::: DATA :::

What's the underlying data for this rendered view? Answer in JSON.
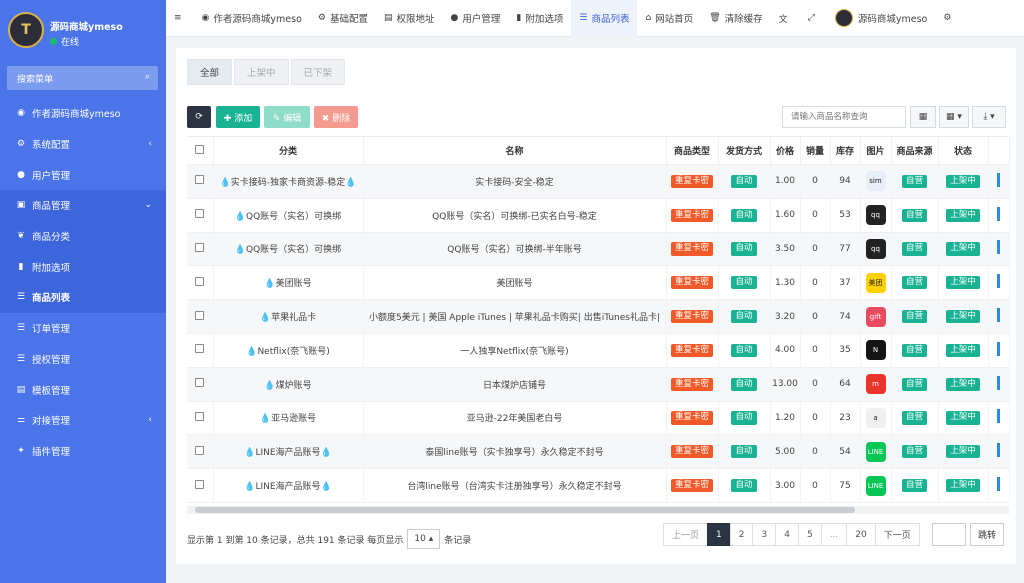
{
  "sidebar": {
    "username": "源码商城ymeso",
    "status": "在线",
    "search_placeholder": "搜索菜单",
    "items": [
      {
        "label": "作者源码商城ymeso",
        "icon": "dashboard-icon",
        "glyph": "◉"
      },
      {
        "label": "系统配置",
        "icon": "gear-icon",
        "glyph": "⚙",
        "chevron": "‹"
      },
      {
        "label": "用户管理",
        "icon": "user-icon",
        "glyph": "●"
      },
      {
        "label": "商品管理",
        "icon": "cart-icon",
        "glyph": "▣",
        "chevron": "⌄"
      },
      {
        "label": "商品分类",
        "icon": "leaf-icon",
        "glyph": "❦"
      },
      {
        "label": "附加选项",
        "icon": "bookmark-icon",
        "glyph": "▮"
      },
      {
        "label": "商品列表",
        "icon": "list-icon",
        "glyph": "☰"
      },
      {
        "label": "订单管理",
        "icon": "order-icon",
        "glyph": "☰"
      },
      {
        "label": "授权管理",
        "icon": "license-icon",
        "glyph": "☰"
      },
      {
        "label": "模板管理",
        "icon": "template-icon",
        "glyph": "▤"
      },
      {
        "label": "对接管理",
        "icon": "sliders-icon",
        "glyph": "⚌",
        "chevron": "‹"
      },
      {
        "label": "插件管理",
        "icon": "plugin-icon",
        "glyph": "✦"
      }
    ]
  },
  "topbar": {
    "items": [
      {
        "label": "",
        "icon": "menu-icon",
        "glyph": "≡"
      },
      {
        "label": "作者源码商城ymeso",
        "icon": "dashboard-icon",
        "glyph": "◉"
      },
      {
        "label": "基础配置",
        "icon": "gear-icon",
        "glyph": "⚙"
      },
      {
        "label": "权限地址",
        "icon": "list-icon",
        "glyph": "▤"
      },
      {
        "label": "用户管理",
        "icon": "user-icon",
        "glyph": "●"
      },
      {
        "label": "附加选项",
        "icon": "bookmark-icon",
        "glyph": "▮"
      },
      {
        "label": "商品列表",
        "icon": "list-icon",
        "glyph": "☰"
      },
      {
        "label": "网站首页",
        "icon": "home-icon",
        "glyph": "⌂"
      },
      {
        "label": "清除缓存",
        "icon": "trash-icon",
        "glyph": "🗑"
      },
      {
        "label": "",
        "icon": "translate-icon",
        "glyph": "文"
      },
      {
        "label": "",
        "icon": "fullscreen-icon",
        "glyph": "⤢"
      },
      {
        "label": "源码商城ymeso",
        "icon": "avatar-icon",
        "glyph": ""
      },
      {
        "label": "",
        "icon": "settings-icon",
        "glyph": "⚙"
      }
    ]
  },
  "tabs": [
    "全部",
    "上架中",
    "已下架"
  ],
  "toolbar": {
    "refresh": "⟳",
    "add": "✚ 添加",
    "edit": "✎ 编辑",
    "delete": "✖ 删除",
    "search_placeholder": "请输入商品名称查询",
    "view_icon": "▦",
    "columns_icon": "▦ ▾",
    "export_icon": "⤓ ▾"
  },
  "table": {
    "headers": [
      "分类",
      "名称",
      "商品类型",
      "发货方式",
      "价格",
      "销量",
      "库存",
      "图片",
      "商品来源",
      "状态"
    ],
    "rows": [
      {
        "category": "💧实卡接码-独家卡商资源-稳定💧",
        "name": "实卡接码-安全-稳定",
        "type": "重复卡密",
        "ship": "自动",
        "price": "1.00",
        "sales": "0",
        "stock": "94",
        "img": "sim",
        "img_color": "#e8eef8",
        "source": "自营",
        "status": "上架中"
      },
      {
        "category": "💧QQ账号（实名）可换绑",
        "name": "QQ账号（实名）可换绑-已实名白号-稳定",
        "type": "重复卡密",
        "ship": "自动",
        "price": "1.60",
        "sales": "0",
        "stock": "53",
        "img": "qq",
        "img_color": "#222",
        "source": "自营",
        "status": "上架中"
      },
      {
        "category": "💧QQ账号（实名）可换绑",
        "name": "QQ账号（实名）可换绑-半年账号",
        "type": "重复卡密",
        "ship": "自动",
        "price": "3.50",
        "sales": "0",
        "stock": "77",
        "img": "qq",
        "img_color": "#222",
        "source": "自营",
        "status": "上架中"
      },
      {
        "category": "💧美团账号",
        "name": "美团账号",
        "type": "重复卡密",
        "ship": "自动",
        "price": "1.30",
        "sales": "0",
        "stock": "37",
        "img": "美团",
        "img_color": "#ffd100",
        "source": "自营",
        "status": "上架中"
      },
      {
        "category": "💧苹果礼品卡",
        "name": "小额度5美元 | 美国 Apple iTunes | 苹果礼品卡购买| 出售iTunes礼品卡|",
        "type": "重复卡密",
        "ship": "自动",
        "price": "3.20",
        "sales": "0",
        "stock": "74",
        "img": "gift",
        "img_color": "#e84a5f",
        "source": "自营",
        "status": "上架中"
      },
      {
        "category": "💧Netflix(奈飞账号)",
        "name": "一人独享Netflix(奈飞账号)",
        "type": "重复卡密",
        "ship": "自动",
        "price": "4.00",
        "sales": "0",
        "stock": "35",
        "img": "N",
        "img_color": "#141414",
        "source": "自营",
        "status": "上架中"
      },
      {
        "category": "💧煤炉账号",
        "name": "日本煤炉店铺号",
        "type": "重复卡密",
        "ship": "自动",
        "price": "13.00",
        "sales": "0",
        "stock": "64",
        "img": "m",
        "img_color": "#ea352d",
        "source": "自营",
        "status": "上架中"
      },
      {
        "category": "💧亚马逊账号",
        "name": "亚马逊-22年美国老白号",
        "type": "重复卡密",
        "ship": "自动",
        "price": "1.20",
        "sales": "0",
        "stock": "23",
        "img": "a",
        "img_color": "#f0f0f0",
        "source": "自营",
        "status": "上架中"
      },
      {
        "category": "💧LINE海产品账号💧",
        "name": "泰国line账号（实卡独享号）永久稳定不封号",
        "type": "重复卡密",
        "ship": "自动",
        "price": "5.00",
        "sales": "0",
        "stock": "54",
        "img": "LINE",
        "img_color": "#06c755",
        "source": "自营",
        "status": "上架中"
      },
      {
        "category": "💧LINE海产品账号💧",
        "name": "台湾line账号（台湾实卡注册独享号）永久稳定不封号",
        "type": "重复卡密",
        "ship": "自动",
        "price": "3.00",
        "sales": "0",
        "stock": "75",
        "img": "LINE",
        "img_color": "#06c755",
        "source": "自营",
        "status": "上架中"
      }
    ]
  },
  "footer": {
    "summary": "显示第 1 到第 10 条记录，总共 191 条记录 每页显示",
    "page_size": "10 ▴",
    "suffix": "条记录"
  },
  "pager": {
    "prev": "上一页",
    "pages": [
      "1",
      "2",
      "3",
      "4",
      "5",
      "...",
      "20"
    ],
    "next": "下一页",
    "go": "跳转"
  }
}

:::

EXERCISE TASK -
Each line in the listing above that contains "实卡接码" should be copied.

OUTPUT OF THE EXERCISE -
        "category": "💧实卡接码-独家卡商资源-稳定💧",
        "name": "实卡接码-安全-稳定",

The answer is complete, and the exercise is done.